Material shown:

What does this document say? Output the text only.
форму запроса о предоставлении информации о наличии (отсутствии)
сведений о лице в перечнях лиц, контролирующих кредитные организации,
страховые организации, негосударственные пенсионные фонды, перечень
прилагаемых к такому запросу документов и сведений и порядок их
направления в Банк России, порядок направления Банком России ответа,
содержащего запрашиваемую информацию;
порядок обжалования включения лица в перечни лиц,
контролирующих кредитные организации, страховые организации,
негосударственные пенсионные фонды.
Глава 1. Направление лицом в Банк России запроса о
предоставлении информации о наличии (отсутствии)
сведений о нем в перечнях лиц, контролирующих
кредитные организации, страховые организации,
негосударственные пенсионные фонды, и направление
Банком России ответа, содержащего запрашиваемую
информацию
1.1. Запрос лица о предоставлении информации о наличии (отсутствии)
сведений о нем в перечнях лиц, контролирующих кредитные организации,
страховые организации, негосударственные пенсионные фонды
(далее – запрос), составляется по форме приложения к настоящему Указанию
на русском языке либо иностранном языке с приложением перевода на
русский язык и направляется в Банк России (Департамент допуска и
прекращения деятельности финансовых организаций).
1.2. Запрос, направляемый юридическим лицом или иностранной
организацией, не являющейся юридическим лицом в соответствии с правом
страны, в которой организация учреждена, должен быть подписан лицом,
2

Exercise prompt:
Set down the entries above again, word for word.

Answer for this exercise:
What does this document say? Output the text only.
форму запроса о предоставлении информации о наличии (отсутствии)
сведений о лице в перечнях лиц, контролирующих кредитные организации,
страховые организации, негосударственные пенсионные фонды, перечень
прилагаемых к такому запросу документов и сведений и порядок их
направления в Банк России, порядок направления Банком России ответа,
содержащего запрашиваемую информацию;
порядок обжалования включения лица в перечни лиц,
контролирующих кредитные организации, страховые организации,
негосударственные пенсионные фонды.
Глава 1. Направление лицом в Банк России запроса о
предоставлении информации о наличии (отсутствии)
сведений о нем в перечнях лиц, контролирующих
кредитные организации, страховые организации,
негосударственные пенсионные фонды, и направление
Банком России ответа, содержащего запрашиваемую
информацию
1.1. Запрос лица о предоставлении информации о наличии (отсутствии)
сведений о нем в перечнях лиц, контролирующих кредитные организации,
страховые организации, негосударственные пенсионные фонды
(далее – запрос), составляется по форме приложения к настоящему Указанию
на русском языке либо иностранном языке с приложением перевода на
русский язык и направляется в Банк России (Департамент допуска и
прекращения деятельности финансовых организаций).
1.2. Запрос, направляемый юридическим лицом или иностранной
организацией, не являющейся юридическим лицом в соответствии с правом
страны, в которой организация учреждена, должен быть подписан лицом,
2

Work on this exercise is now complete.